> [Task instructions]:
Look at each line of the records and count those with "label" in them. Please answer with the count alone.

> [Excerpted records]:

= = = = =

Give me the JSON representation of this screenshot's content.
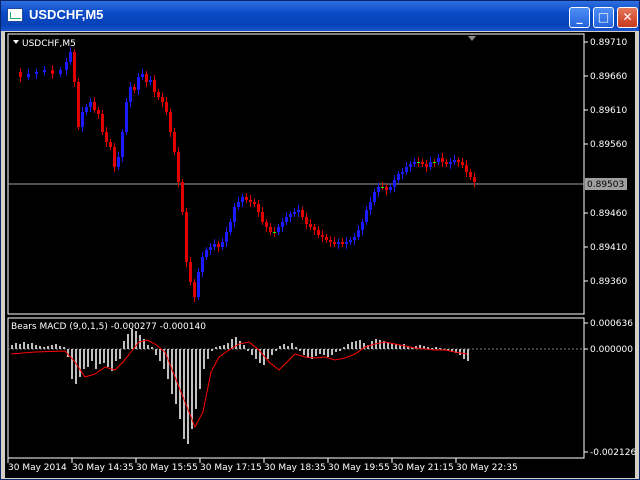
{
  "window": {
    "title": "USDCHF,M5",
    "minimize_icon": "minimize-icon",
    "maximize_icon": "maximize-icon",
    "close_icon": "close-icon"
  },
  "main_chart": {
    "label": "USDCHF,M5",
    "price_levels": [
      "0.89710",
      "0.89660",
      "0.89610",
      "0.89560",
      "0.89460",
      "0.89410",
      "0.89360"
    ],
    "current_price": "0.89503"
  },
  "indicator": {
    "label": "Bears MACD (9,0,1,5) -0.000277 -0.000140",
    "levels": [
      "0.000636",
      "0.000000",
      "-0.002126"
    ]
  },
  "time_axis": [
    "30 May 2014",
    "30 May 14:35",
    "30 May 15:55",
    "30 May 17:15",
    "30 May 18:35",
    "30 May 19:55",
    "30 May 21:15",
    "30 May 22:35"
  ],
  "colors": {
    "up": "#1a1aff",
    "down": "#e00000",
    "doji": "#00ff00",
    "grid": "#ffffff",
    "signal": "#ff0000",
    "histogram": "#c0c0c0"
  }
}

= = = = =

> [Right answer]:
2